REQUIRED WORK = Copy out all lines in the data below containing the string "дополнить".

--- BEGIN ---

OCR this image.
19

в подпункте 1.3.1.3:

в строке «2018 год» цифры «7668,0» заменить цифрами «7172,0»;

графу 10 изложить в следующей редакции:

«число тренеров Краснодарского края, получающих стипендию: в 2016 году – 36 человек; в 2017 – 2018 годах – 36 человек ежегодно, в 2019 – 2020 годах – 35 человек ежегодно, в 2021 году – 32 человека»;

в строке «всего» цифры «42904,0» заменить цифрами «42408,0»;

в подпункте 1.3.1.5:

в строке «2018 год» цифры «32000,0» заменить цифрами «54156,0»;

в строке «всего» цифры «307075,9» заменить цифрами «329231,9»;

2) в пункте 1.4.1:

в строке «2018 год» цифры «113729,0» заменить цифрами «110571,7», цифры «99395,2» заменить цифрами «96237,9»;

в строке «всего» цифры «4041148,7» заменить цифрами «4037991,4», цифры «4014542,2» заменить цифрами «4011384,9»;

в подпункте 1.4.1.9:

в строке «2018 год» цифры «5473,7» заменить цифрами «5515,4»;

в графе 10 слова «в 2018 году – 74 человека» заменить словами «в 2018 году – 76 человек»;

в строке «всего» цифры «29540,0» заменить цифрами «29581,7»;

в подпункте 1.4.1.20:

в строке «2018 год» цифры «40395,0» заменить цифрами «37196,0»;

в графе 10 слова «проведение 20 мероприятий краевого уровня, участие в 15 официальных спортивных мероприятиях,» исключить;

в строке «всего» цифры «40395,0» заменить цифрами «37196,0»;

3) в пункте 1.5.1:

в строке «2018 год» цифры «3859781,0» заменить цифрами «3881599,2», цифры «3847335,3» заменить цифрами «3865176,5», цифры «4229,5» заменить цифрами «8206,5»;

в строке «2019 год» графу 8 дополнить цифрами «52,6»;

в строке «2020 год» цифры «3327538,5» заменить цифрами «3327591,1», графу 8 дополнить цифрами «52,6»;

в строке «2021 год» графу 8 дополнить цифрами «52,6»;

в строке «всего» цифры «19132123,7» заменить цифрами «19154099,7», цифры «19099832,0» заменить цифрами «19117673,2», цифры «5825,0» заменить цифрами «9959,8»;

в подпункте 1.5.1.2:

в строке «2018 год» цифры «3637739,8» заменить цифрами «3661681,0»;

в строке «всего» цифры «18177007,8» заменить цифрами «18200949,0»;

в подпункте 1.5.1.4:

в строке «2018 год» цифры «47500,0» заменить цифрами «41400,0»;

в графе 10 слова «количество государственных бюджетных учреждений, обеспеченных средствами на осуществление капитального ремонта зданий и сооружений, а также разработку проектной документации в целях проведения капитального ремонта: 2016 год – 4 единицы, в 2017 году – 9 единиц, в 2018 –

--- END ---

CORRECT OUTPUT =
в строке «2019 год» графу 8 дополнить цифрами «52,6»;
в строке «2020 год» цифры «3327538,5» заменить цифрами «3327591,1», графу 8 дополнить цифрами «52,6»;
в строке «2021 год» графу 8 дополнить цифрами «52,6»;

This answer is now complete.